**Your instructions**:
From the entries below, report how many lines contain the string "Gutachter". Give only that number.

-- begin Entries supplied --

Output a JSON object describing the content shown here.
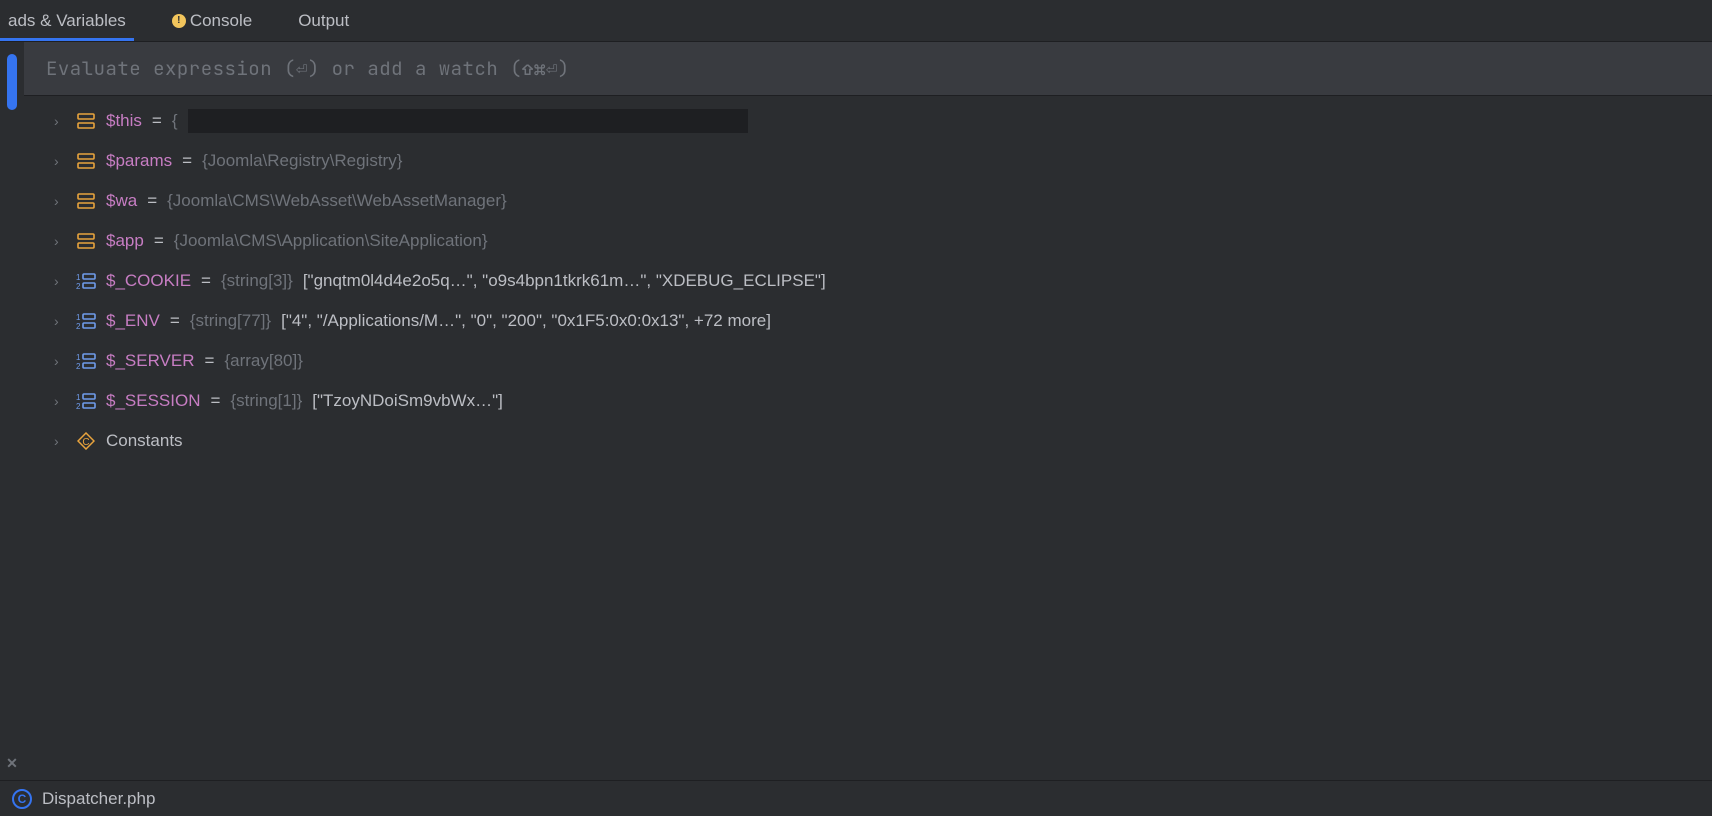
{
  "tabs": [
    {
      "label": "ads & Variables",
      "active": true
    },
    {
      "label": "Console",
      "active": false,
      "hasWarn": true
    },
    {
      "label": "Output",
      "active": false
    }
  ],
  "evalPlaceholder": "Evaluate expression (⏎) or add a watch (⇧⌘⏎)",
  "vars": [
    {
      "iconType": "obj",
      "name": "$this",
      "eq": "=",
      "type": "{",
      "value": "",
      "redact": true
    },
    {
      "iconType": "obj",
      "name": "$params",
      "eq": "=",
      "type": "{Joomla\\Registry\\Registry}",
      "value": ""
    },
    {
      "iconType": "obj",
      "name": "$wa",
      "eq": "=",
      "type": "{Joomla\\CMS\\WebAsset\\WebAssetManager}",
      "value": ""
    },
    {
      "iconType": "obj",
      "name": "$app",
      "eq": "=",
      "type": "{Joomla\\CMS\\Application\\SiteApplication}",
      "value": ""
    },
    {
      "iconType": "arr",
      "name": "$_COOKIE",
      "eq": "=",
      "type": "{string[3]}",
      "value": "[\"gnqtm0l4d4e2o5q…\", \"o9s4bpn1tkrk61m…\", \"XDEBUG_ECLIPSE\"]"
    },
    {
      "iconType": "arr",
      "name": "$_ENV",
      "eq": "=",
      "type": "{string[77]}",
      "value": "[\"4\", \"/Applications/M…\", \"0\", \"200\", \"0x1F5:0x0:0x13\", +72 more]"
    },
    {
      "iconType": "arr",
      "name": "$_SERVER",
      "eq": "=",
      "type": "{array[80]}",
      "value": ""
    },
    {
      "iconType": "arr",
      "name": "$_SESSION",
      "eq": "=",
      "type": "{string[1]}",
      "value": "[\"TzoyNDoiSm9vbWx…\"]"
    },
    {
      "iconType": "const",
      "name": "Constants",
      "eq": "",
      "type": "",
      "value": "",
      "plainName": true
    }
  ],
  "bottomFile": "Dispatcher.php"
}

-- end Entries supplied --
-- begin Entries supplied --

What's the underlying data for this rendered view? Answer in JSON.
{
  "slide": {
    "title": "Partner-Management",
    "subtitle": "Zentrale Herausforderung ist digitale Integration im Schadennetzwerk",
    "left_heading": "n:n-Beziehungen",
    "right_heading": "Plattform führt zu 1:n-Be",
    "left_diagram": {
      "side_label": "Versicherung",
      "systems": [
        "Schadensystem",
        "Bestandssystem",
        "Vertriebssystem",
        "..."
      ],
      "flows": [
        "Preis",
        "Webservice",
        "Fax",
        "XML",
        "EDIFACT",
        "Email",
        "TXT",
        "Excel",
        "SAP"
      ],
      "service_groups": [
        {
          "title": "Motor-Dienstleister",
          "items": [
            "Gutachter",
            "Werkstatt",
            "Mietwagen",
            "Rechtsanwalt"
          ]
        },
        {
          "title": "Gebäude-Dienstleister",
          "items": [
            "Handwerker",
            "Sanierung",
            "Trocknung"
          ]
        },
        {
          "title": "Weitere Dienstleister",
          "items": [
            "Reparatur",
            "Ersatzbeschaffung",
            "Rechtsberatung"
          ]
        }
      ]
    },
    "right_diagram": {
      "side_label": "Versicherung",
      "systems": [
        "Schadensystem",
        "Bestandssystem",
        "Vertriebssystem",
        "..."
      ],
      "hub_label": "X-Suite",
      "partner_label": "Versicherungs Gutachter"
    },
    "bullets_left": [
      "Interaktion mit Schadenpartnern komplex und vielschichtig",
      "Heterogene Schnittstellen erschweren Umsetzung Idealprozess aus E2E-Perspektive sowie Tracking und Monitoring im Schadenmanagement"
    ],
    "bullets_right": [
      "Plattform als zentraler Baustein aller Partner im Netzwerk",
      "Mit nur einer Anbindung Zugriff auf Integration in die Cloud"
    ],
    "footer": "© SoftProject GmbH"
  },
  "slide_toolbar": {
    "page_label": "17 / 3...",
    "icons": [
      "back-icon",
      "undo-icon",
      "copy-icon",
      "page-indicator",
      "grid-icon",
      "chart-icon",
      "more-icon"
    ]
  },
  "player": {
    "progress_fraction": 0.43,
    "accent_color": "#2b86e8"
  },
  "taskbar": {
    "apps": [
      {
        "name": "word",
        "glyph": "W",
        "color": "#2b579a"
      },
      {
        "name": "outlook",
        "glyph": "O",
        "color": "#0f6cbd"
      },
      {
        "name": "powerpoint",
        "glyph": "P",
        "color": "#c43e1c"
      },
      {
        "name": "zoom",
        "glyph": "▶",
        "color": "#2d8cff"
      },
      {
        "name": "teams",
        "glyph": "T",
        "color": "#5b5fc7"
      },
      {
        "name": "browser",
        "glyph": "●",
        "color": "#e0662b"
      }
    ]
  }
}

-- end Entries supplied --

**Result of the exercise**:
2